(Collected data entries)

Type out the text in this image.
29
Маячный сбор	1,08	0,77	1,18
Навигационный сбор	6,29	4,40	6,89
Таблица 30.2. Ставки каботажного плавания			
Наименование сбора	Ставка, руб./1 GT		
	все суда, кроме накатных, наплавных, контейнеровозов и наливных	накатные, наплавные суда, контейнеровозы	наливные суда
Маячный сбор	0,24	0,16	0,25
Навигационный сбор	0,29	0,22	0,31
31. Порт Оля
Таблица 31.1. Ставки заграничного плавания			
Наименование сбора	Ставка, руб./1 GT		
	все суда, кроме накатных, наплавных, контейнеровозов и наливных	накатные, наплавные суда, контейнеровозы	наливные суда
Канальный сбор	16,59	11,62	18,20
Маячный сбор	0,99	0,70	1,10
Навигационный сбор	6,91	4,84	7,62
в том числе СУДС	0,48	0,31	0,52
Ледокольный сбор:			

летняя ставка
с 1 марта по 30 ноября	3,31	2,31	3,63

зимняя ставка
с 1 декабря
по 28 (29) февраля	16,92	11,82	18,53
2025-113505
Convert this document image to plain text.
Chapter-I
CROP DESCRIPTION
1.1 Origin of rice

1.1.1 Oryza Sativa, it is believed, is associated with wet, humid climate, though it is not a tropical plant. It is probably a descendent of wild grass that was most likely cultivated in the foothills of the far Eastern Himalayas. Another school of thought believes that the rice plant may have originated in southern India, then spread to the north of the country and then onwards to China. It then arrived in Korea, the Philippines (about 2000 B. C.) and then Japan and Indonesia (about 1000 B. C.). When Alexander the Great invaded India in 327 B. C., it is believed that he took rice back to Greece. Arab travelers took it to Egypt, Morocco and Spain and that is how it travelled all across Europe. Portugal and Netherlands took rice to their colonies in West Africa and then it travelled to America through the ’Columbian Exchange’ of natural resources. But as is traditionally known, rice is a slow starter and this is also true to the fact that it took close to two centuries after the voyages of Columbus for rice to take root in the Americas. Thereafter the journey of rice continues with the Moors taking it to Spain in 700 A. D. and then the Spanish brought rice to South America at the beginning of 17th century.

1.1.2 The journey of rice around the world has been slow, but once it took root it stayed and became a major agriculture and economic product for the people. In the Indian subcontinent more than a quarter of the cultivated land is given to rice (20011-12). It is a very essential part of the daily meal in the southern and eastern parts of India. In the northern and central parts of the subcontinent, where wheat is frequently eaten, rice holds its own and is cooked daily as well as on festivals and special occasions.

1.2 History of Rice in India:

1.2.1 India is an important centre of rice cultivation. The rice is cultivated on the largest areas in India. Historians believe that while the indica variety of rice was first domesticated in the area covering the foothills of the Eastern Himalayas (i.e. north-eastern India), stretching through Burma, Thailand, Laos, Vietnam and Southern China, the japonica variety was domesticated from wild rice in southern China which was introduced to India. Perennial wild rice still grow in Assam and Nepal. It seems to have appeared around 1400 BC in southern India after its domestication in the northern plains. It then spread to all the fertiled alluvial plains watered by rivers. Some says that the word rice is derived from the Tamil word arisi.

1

• **Set problem**
Retype all the material above precisely, with no line left out.

• **Response to this task**
Type out the text in this image.
29
Маячный сбор	1,08	0,77	1,18
Навигационный сбор	6,29	4,40	6,89
Таблица 30.2. Ставки каботажного плавания			
Наименование сбора	Ставка, руб./1 GT		
	все суда, кроме накатных, наплавных, контейнеровозов и наливных	накатные, наплавные суда, контейнеровозы	наливные суда
Маячный сбор	0,24	0,16	0,25
Навигационный сбор	0,29	0,22	0,31
31. Порт Оля
Таблица 31.1. Ставки заграничного плавания			
Наименование сбора	Ставка, руб./1 GT		
	все суда, кроме накатных, наплавных, контейнеровозов и наливных	накатные, наплавные суда, контейнеровозы	наливные суда
Канальный сбор	16,59	11,62	18,20
Маячный сбор	0,99	0,70	1,10
Навигационный сбор	6,91	4,84	7,62
в том числе СУДС	0,48	0,31	0,52
Ледокольный сбор:			

летняя ставка
с 1 марта по 30 ноября	3,31	2,31	3,63

зимняя ставка
с 1 декабря
по 28 (29) февраля	16,92	11,82	18,53
2025-113505
Convert this document image to plain text.
Chapter-I
CROP DESCRIPTION
1.1 Origin of rice

1.1.1 Oryza Sativa, it is believed, is associated with wet, humid climate, though it is not a tropical plant. It is probably a descendent of wild grass that was most likely cultivated in the foothills of the far Eastern Himalayas. Another school of thought believes that the rice plant may have originated in southern India, then spread to the north of the country and then onwards to China. It then arrived in Korea, the Philippines (about 2000 B. C.) and then Japan and Indonesia (about 1000 B. C.). When Alexander the Great invaded India in 327 B. C., it is believed that he took rice back to Greece. Arab travelers took it to Egypt, Morocco and Spain and that is how it travelled all across Europe. Portugal and Netherlands took rice to their colonies in West Africa and then it travelled to America through the ’Columbian Exchange’ of natural resources. But as is traditionally known, rice is a slow starter and this is also true to the fact that it took close to two centuries after the voyages of Columbus for rice to take root in the Americas. Thereafter the journey of rice continues with the Moors taking it to Spain in 700 A. D. and then the Spanish brought rice to South America at the beginning of 17th century.

1.1.2 The journey of rice around the world has been slow, but once it took root it stayed and became a major agriculture and economic product for the people. In the Indian subcontinent more than a quarter of the cultivated land is given to rice (20011-12). It is a very essential part of the daily meal in the southern and eastern parts of India. In the northern and central parts of the subcontinent, where wheat is frequently eaten, rice holds its own and is cooked daily as well as on festivals and special occasions.

1.2 History of Rice in India:

1.2.1 India is an important centre of rice cultivation. The rice is cultivated on the largest areas in India. Historians believe that while the indica variety of rice was first domesticated in the area covering the foothills of the Eastern Himalayas (i.e. north-eastern India), stretching through Burma, Thailand, Laos, Vietnam and Southern China, the japonica variety was domesticated from wild rice in southern China which was introduced to India. Perennial wild rice still grow in Assam and Nepal. It seems to have appeared around 1400 BC in southern India after its domestication in the northern plains. It then spread to all the fertiled alluvial plains watered by rivers. Some says that the word rice is derived from the Tamil word arisi.

1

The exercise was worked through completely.